__Aim__: Transcribe the records in full, keeping every character as it is.
— Begin Entries provided —
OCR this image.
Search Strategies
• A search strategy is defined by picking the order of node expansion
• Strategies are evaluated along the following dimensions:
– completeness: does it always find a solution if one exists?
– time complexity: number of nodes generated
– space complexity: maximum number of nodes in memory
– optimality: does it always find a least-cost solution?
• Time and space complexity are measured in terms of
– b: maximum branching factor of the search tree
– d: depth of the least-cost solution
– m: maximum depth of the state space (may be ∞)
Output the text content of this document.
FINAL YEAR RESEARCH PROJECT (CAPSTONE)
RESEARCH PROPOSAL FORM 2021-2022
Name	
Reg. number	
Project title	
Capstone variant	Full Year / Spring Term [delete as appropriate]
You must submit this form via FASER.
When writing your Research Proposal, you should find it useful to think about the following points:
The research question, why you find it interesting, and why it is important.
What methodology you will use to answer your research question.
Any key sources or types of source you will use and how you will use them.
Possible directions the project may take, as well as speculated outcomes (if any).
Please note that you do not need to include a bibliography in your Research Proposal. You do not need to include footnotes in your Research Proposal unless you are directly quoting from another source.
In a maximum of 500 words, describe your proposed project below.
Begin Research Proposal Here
— End Entries provided —
__Written response__:
OCR this image.
Search Strategies
• A search strategy is defined by picking the order of node expansion
• Strategies are evaluated along the following dimensions:
– completeness: does it always find a solution if one exists?
– time complexity: number of nodes generated
– space complexity: maximum number of nodes in memory
– optimality: does it always find a least-cost solution?
• Time and space complexity are measured in terms of
– b: maximum branching factor of the search tree
– d: depth of the least-cost solution
– m: maximum depth of the state space (may be ∞)
Output the text content of this document.
FINAL YEAR RESEARCH PROJECT (CAPSTONE)
RESEARCH PROPOSAL FORM 2021-2022
Name	
Reg. number	
Project title	
Capstone variant	Full Year / Spring Term [delete as appropriate]
You must submit this form via FASER.
When writing your Research Proposal, you should find it useful to think about the following points:
The research question, why you find it interesting, and why it is important.
What methodology you will use to answer your research question.
Any key sources or types of source you will use and how you will use them.
Possible directions the project may take, as well as speculated outcomes (if any).
Please note that you do not need to include a bibliography in your Research Proposal. You do not need to include footnotes in your Research Proposal unless you are directly quoting from another source.
In a maximum of 500 words, describe your proposed project below.
Begin Research Proposal Here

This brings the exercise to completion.